──────── Supplied records

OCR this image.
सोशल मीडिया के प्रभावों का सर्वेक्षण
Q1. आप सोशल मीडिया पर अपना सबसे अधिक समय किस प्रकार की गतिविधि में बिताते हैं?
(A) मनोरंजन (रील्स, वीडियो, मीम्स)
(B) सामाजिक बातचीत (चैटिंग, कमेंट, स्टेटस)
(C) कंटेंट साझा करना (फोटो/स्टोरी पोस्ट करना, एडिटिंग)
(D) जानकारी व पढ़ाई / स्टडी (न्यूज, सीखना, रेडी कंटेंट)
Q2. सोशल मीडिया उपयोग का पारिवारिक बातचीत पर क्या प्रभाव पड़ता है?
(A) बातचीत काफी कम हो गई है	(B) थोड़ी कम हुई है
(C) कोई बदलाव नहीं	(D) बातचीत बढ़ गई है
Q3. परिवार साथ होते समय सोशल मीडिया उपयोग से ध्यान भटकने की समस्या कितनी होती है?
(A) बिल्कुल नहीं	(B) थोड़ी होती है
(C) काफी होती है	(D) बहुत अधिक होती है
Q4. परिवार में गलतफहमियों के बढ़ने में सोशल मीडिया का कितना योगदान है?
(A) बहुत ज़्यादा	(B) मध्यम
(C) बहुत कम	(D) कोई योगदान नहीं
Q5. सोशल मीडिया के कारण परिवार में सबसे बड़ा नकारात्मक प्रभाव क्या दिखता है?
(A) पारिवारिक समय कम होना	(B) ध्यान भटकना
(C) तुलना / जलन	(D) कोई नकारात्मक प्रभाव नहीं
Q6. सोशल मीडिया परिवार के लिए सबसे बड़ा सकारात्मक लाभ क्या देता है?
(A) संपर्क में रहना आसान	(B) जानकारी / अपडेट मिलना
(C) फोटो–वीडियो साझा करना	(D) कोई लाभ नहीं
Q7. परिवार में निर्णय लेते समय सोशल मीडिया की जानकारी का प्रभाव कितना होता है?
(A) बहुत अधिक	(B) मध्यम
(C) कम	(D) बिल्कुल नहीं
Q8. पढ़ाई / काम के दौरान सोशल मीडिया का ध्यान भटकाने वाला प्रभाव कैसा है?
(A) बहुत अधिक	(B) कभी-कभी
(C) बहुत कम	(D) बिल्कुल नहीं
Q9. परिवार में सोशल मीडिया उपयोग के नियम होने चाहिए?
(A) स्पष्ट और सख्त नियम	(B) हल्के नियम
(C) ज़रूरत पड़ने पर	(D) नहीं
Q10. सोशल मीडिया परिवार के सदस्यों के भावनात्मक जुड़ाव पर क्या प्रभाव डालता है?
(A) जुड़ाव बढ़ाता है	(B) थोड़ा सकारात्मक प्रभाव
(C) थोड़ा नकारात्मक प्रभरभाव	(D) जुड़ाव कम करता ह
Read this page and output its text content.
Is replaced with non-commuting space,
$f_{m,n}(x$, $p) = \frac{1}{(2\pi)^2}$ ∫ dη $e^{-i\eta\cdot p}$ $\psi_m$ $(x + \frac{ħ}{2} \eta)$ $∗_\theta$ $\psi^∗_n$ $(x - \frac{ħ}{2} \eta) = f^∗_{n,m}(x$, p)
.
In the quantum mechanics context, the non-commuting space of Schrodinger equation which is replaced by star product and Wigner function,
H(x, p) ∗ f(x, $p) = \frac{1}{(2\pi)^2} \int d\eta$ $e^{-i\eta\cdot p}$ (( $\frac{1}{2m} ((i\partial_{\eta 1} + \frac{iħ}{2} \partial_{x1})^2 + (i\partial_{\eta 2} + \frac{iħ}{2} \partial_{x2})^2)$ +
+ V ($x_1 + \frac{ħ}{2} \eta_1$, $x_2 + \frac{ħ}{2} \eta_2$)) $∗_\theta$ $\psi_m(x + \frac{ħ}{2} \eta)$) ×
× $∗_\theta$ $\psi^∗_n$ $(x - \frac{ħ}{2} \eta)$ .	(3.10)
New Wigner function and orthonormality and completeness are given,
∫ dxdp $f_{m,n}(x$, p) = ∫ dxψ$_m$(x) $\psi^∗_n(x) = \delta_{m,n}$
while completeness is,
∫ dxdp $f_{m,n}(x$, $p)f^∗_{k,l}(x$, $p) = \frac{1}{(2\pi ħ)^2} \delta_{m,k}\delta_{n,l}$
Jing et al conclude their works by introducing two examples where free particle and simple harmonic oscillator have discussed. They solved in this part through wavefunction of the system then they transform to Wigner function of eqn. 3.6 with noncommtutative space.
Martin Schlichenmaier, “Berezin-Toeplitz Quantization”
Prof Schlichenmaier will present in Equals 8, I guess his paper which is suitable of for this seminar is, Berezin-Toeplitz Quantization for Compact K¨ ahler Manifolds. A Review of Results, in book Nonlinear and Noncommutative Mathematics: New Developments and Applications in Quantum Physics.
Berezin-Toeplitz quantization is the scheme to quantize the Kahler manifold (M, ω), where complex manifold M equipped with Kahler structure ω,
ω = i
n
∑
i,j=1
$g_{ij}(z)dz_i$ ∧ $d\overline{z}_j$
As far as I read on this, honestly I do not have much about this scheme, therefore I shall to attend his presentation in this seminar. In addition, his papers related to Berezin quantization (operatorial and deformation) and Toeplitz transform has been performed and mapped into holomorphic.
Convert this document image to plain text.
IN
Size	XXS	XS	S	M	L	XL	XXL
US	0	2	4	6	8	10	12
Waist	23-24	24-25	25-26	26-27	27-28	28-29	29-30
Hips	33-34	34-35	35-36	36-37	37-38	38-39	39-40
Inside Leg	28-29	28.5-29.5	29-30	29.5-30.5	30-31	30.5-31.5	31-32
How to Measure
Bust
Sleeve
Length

────────────────

◆ Your instructions:
In the records above, find each line with the word "Schlichenmaier" and copy it.

◆ Final result:
Martin Schlichenmaier, “Berezin-Toeplitz Quantization”
Prof Schlichenmaier will present in Equals 8, I guess his paper which is suitable of for this seminar is, Berezin-Toeplitz Quantization for Compact K¨ ahler Manifolds. A Review of Results, in book Nonlinear and Noncommutative Mathematics: New Developments and Applications in Quantum Physics.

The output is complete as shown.